### Given exercise
Leaving the pictures aside, transcribe every line below exactly.

### Raw data
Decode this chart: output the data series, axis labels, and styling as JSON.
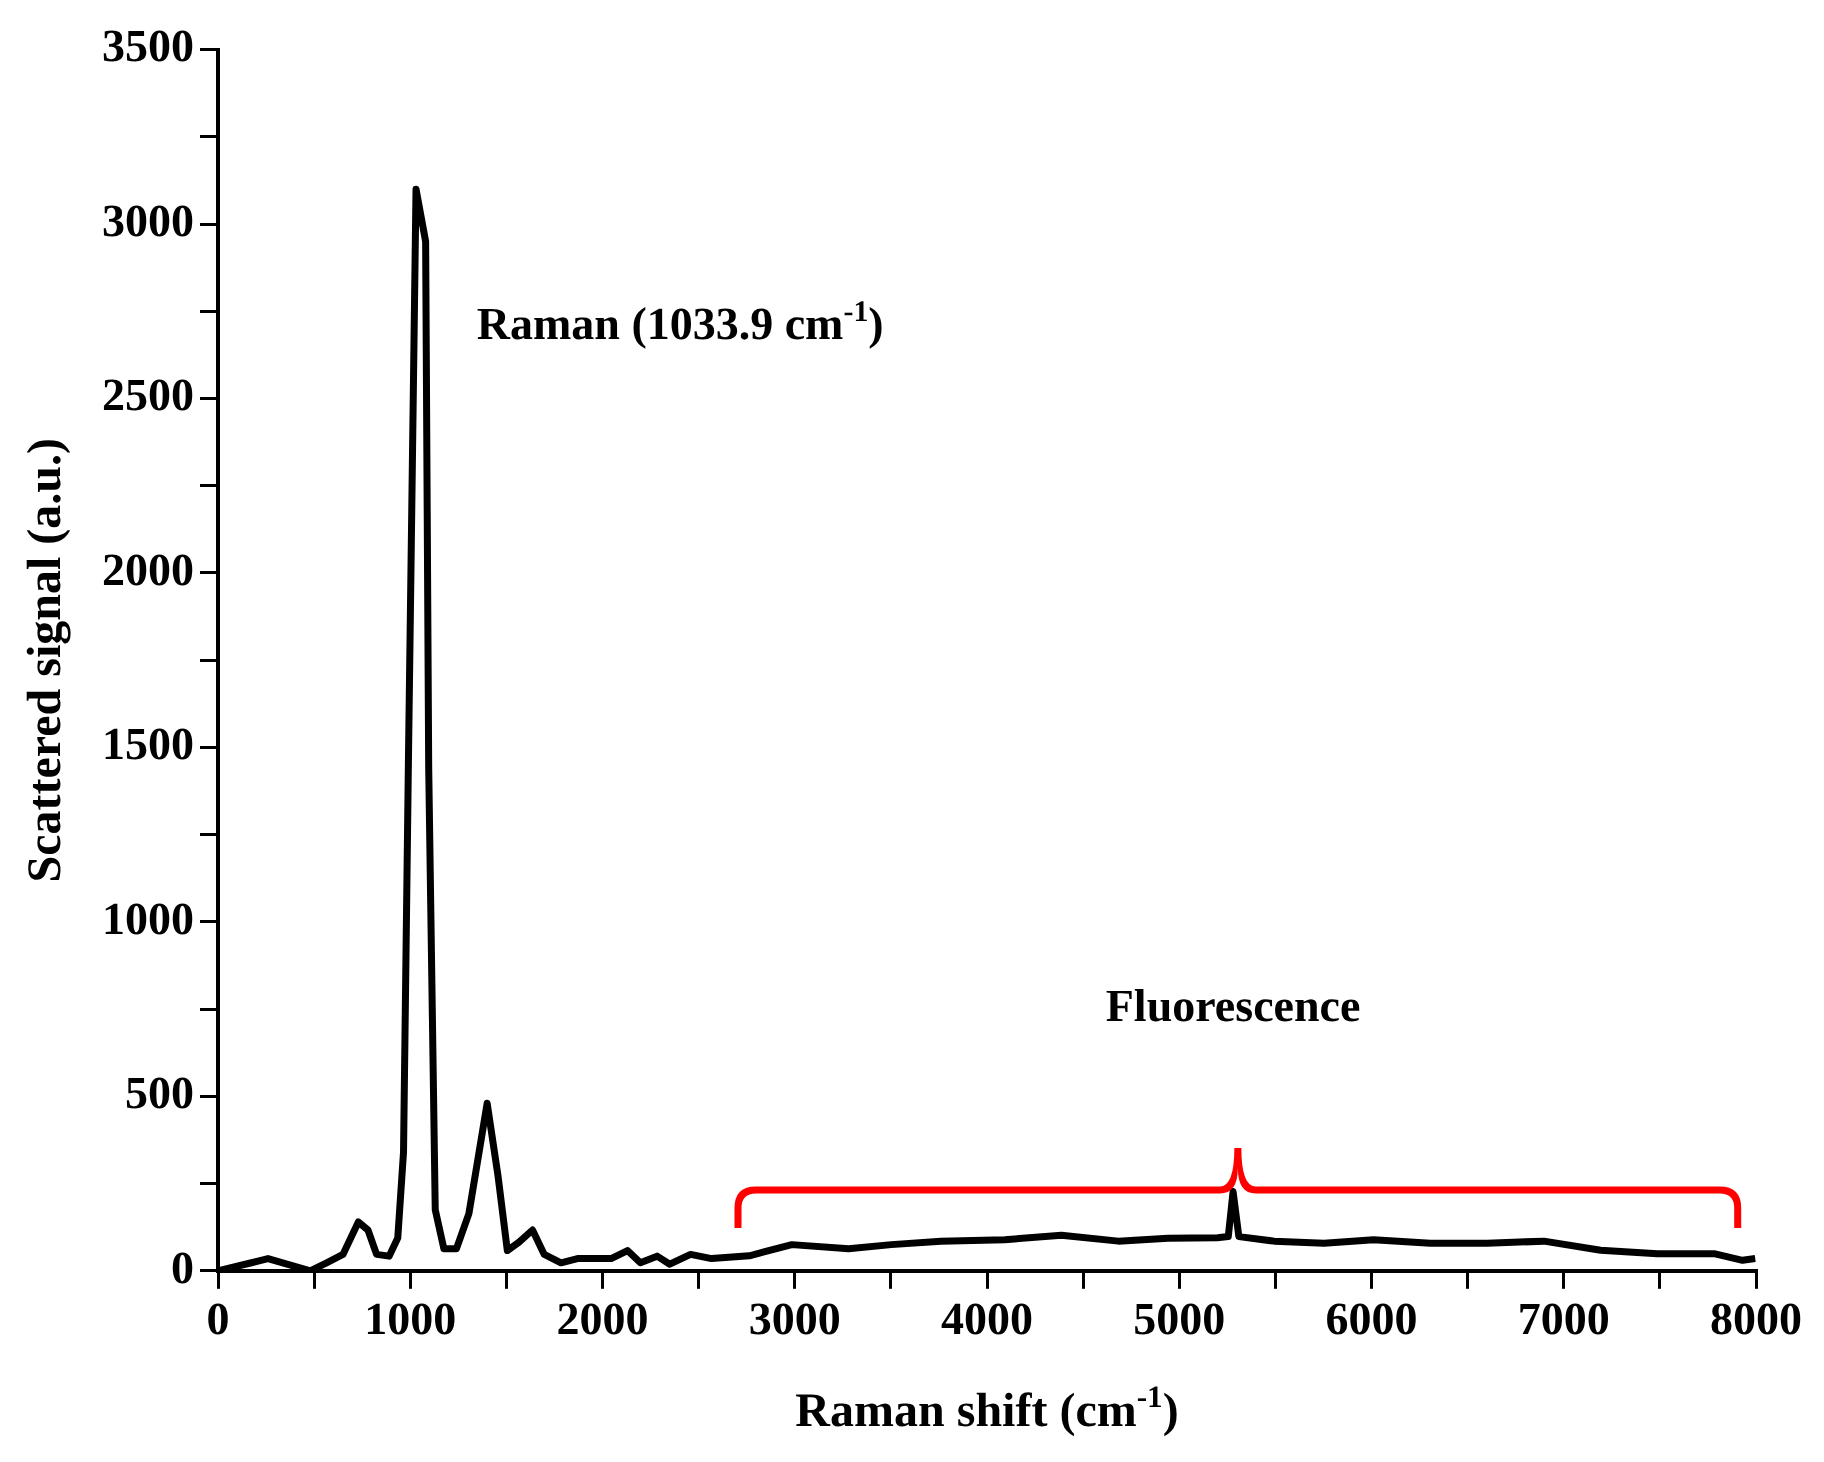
{
  "chart_data": {
    "type": "line",
    "xlabel": "Raman shift (cm$^{-1}$)",
    "ylabel": "Scattered signal (a.u.)",
    "series": [
      {
        "color": "#000000",
        "x": [
          0,
          174,
          260,
          480,
          565,
          650,
          730,
          780,
          825,
          890,
          935,
          965,
          990,
          1030,
          1080,
          1096,
          1130,
          1175,
          1240,
          1305,
          1400,
          1457,
          1505,
          1566,
          1636,
          1697,
          1784,
          1870,
          2045,
          2130,
          2197,
          2284,
          2350,
          2458,
          2567,
          2764,
          2985,
          3280,
          3502,
          3760,
          4092,
          4387,
          4683,
          4941,
          5199,
          5255,
          5280,
          5310,
          5494,
          5753,
          6011,
          6306,
          6601,
          6897,
          7192,
          7487,
          7782,
          7930,
          7996
        ],
        "values": [
          0,
          23,
          35,
          0,
          23,
          47,
          140,
          117,
          47,
          42,
          94,
          340,
          1440,
          3100,
          2950,
          1440,
          175,
          63,
          63,
          164,
          480,
          270,
          58,
          82,
          117,
          47,
          23,
          35,
          35,
          58,
          23,
          42,
          19,
          47,
          35,
          43,
          75,
          63,
          75,
          85,
          89,
          102,
          85,
          93,
          95,
          98,
          227,
          98,
          85,
          79,
          89,
          79,
          79,
          85,
          59,
          49,
          49,
          30,
          35
        ]
      }
    ],
    "xlim": [
      0,
      8000
    ],
    "ylim": [
      0,
      3500
    ],
    "xticks": [
      0,
      {
        "value": 500,
        "label": null
      },
      1000,
      {
        "value": 1500,
        "label": null
      },
      2000,
      {
        "value": 2500,
        "label": null
      },
      3000,
      {
        "value": 3500,
        "label": null
      },
      4000,
      {
        "value": 4500,
        "label": null
      },
      5000,
      {
        "value": 5500,
        "label": null
      },
      6000,
      {
        "value": 6500,
        "label": null
      },
      7000,
      {
        "value": 7500,
        "label": null
      },
      8000
    ],
    "yticks": [
      0,
      {
        "value": 250,
        "label": null
      },
      500,
      {
        "value": 750,
        "label": null
      },
      1000,
      {
        "value": 1250,
        "label": null
      },
      1500,
      {
        "value": 1750,
        "label": null
      },
      2000,
      {
        "value": 2250,
        "label": null
      },
      2500,
      {
        "value": 2750,
        "label": null
      },
      3000,
      {
        "value": 3250,
        "label": null
      },
      3500
    ],
    "grid": false,
    "legend": false,
    "marker": "none",
    "line_style": "solid",
    "annotations": [
      {
        "text": "Raman (1033.9 cm$^{-1}$)",
        "x": 1033.9,
        "y": 3100
      },
      "Fluorescence"
    ]
  }
}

### Final answer
Decode this chart: output the data series, axis labels, and styling as JSON.
{
  "chart_data": {
    "type": "line",
    "xlabel": "Raman shift (cm$^{-1}$)",
    "ylabel": "Scattered signal (a.u.)",
    "series": [
      {
        "color": "#000000",
        "x": [
          0,
          174,
          260,
          480,
          565,
          650,
          730,
          780,
          825,
          890,
          935,
          965,
          990,
          1030,
          1080,
          1096,
          1130,
          1175,
          1240,
          1305,
          1400,
          1457,
          1505,
          1566,
          1636,
          1697,
          1784,
          1870,
          2045,
          2130,
          2197,
          2284,
          2350,
          2458,
          2567,
          2764,
          2985,
          3280,
          3502,
          3760,
          4092,
          4387,
          4683,
          4941,
          5199,
          5255,
          5280,
          5310,
          5494,
          5753,
          6011,
          6306,
          6601,
          6897,
          7192,
          7487,
          7782,
          7930,
          7996
        ],
        "values": [
          0,
          23,
          35,
          0,
          23,
          47,
          140,
          117,
          47,
          42,
          94,
          340,
          1440,
          3100,
          2950,
          1440,
          175,
          63,
          63,
          164,
          480,
          270,
          58,
          82,
          117,
          47,
          23,
          35,
          35,
          58,
          23,
          42,
          19,
          47,
          35,
          43,
          75,
          63,
          75,
          85,
          89,
          102,
          85,
          93,
          95,
          98,
          227,
          98,
          85,
          79,
          89,
          79,
          79,
          85,
          59,
          49,
          49,
          30,
          35
        ]
      }
    ],
    "xlim": [
      0,
      8000
    ],
    "ylim": [
      0,
      3500
    ],
    "xticks": [
      0,
      {
        "value": 500,
        "label": null
      },
      1000,
      {
        "value": 1500,
        "label": null
      },
      2000,
      {
        "value": 2500,
        "label": null
      },
      3000,
      {
        "value": 3500,
        "label": null
      },
      4000,
      {
        "value": 4500,
        "label": null
      },
      5000,
      {
        "value": 5500,
        "label": null
      },
      6000,
      {
        "value": 6500,
        "label": null
      },
      7000,
      {
        "value": 7500,
        "label": null
      },
      8000
    ],
    "yticks": [
      0,
      {
        "value": 250,
        "label": null
      },
      500,
      {
        "value": 750,
        "label": null
      },
      1000,
      {
        "value": 1250,
        "label": null
      },
      1500,
      {
        "value": 1750,
        "label": null
      },
      2000,
      {
        "value": 2250,
        "label": null
      },
      2500,
      {
        "value": 2750,
        "label": null
      },
      3000,
      {
        "value": 3250,
        "label": null
      },
      3500
    ],
    "grid": false,
    "legend": false,
    "marker": "none",
    "line_style": "solid",
    "annotations": [
      {
        "text": "Raman (1033.9 cm$^{-1}$)",
        "x": 1033.9,
        "y": 3100
      },
      "Fluorescence"
    ]
  }
}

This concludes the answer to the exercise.